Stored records
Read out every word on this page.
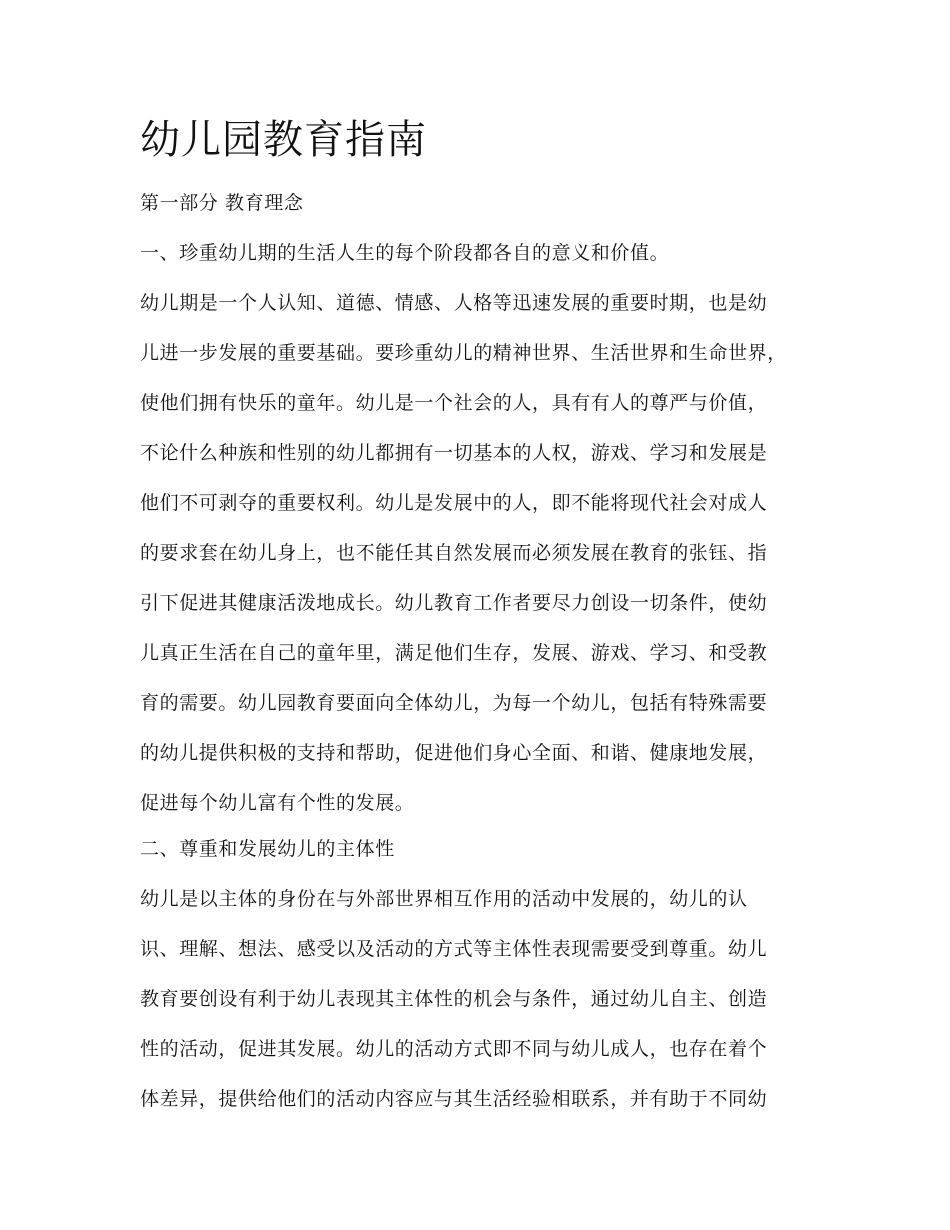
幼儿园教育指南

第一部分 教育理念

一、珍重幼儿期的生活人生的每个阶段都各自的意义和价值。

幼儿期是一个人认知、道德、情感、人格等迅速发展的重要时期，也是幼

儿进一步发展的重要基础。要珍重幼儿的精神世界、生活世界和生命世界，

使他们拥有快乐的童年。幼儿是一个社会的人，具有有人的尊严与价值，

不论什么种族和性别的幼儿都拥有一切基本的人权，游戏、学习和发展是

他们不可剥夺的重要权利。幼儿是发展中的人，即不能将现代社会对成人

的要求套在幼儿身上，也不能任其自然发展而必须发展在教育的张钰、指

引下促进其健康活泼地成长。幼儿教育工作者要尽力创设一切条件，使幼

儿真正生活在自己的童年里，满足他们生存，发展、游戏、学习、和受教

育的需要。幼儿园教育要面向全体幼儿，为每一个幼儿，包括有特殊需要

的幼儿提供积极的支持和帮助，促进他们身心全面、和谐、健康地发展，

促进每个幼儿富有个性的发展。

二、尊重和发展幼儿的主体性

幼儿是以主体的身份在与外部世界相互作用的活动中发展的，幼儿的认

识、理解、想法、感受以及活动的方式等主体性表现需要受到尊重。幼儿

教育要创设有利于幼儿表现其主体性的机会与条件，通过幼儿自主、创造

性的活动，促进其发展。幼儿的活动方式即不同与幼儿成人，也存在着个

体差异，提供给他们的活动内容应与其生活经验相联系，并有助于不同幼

* * *

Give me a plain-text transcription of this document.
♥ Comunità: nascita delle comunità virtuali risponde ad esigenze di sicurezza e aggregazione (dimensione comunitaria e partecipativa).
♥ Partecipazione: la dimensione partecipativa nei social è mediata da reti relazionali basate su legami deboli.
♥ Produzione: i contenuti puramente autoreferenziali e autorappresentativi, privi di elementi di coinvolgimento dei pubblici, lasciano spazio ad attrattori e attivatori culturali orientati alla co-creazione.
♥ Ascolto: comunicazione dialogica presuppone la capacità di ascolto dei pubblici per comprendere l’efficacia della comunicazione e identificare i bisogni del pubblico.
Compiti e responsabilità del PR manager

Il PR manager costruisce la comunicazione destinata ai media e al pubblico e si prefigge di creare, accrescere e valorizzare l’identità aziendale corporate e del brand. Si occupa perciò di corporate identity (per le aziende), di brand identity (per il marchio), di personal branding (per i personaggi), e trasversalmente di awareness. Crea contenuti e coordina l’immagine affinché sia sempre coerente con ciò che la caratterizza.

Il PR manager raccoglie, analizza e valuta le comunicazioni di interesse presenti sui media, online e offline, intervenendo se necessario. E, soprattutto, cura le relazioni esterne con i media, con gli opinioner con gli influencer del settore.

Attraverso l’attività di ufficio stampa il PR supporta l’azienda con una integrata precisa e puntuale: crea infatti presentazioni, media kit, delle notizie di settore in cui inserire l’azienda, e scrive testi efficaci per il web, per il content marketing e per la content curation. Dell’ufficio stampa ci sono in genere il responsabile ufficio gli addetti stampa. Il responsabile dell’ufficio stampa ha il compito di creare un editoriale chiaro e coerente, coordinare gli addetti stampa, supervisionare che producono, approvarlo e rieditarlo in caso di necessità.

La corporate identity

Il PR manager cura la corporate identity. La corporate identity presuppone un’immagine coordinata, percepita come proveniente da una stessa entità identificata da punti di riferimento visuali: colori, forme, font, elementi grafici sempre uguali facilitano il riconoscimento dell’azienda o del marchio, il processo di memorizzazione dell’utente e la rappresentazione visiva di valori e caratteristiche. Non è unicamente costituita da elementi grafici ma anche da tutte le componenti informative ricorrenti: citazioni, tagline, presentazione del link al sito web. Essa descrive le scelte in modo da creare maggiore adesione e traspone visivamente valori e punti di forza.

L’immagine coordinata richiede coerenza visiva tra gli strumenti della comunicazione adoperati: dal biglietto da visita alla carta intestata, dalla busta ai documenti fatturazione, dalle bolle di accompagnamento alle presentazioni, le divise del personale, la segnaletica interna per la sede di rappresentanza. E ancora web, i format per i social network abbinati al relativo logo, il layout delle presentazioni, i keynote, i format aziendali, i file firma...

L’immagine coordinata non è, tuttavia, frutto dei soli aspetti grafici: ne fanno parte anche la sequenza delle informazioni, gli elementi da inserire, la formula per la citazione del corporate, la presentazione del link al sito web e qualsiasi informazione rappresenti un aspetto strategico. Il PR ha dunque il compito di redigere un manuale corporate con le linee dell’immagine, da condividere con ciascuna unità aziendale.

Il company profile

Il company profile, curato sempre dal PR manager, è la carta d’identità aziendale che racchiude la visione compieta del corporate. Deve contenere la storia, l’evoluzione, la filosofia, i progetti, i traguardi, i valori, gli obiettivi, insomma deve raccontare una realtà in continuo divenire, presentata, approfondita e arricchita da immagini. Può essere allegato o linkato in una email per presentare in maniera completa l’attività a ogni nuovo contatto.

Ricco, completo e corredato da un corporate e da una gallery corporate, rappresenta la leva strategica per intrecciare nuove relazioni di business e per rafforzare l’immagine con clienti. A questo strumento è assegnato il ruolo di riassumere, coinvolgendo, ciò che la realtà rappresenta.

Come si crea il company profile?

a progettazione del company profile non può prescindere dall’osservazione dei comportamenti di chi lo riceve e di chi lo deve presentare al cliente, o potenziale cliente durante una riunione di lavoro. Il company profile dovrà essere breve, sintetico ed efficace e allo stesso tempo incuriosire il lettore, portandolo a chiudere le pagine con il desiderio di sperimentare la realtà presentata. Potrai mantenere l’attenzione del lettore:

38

* * *

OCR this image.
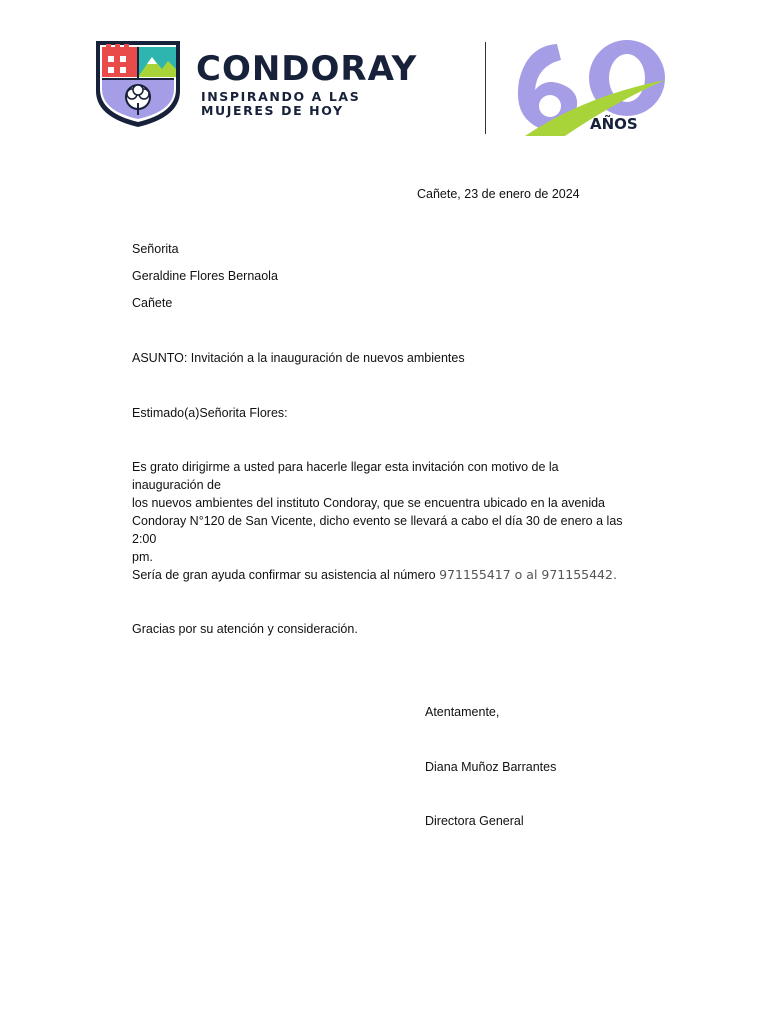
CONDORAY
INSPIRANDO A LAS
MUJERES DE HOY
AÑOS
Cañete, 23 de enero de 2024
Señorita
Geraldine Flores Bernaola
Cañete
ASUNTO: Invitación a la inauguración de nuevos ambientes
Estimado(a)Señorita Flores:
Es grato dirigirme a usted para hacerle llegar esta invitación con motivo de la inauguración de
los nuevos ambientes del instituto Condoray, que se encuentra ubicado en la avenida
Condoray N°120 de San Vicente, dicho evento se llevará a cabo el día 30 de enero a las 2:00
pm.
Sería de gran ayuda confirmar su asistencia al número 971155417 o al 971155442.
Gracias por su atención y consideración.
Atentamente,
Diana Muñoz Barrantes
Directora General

REQUIRED TASK
Where a line above holds the string "inauguración", show that line.

TASK ANSWER
ASUNTO: Invitación a la inauguración de nuevos ambientes
Es grato dirigirme a usted para hacerle llegar esta invitación con motivo de la inauguración de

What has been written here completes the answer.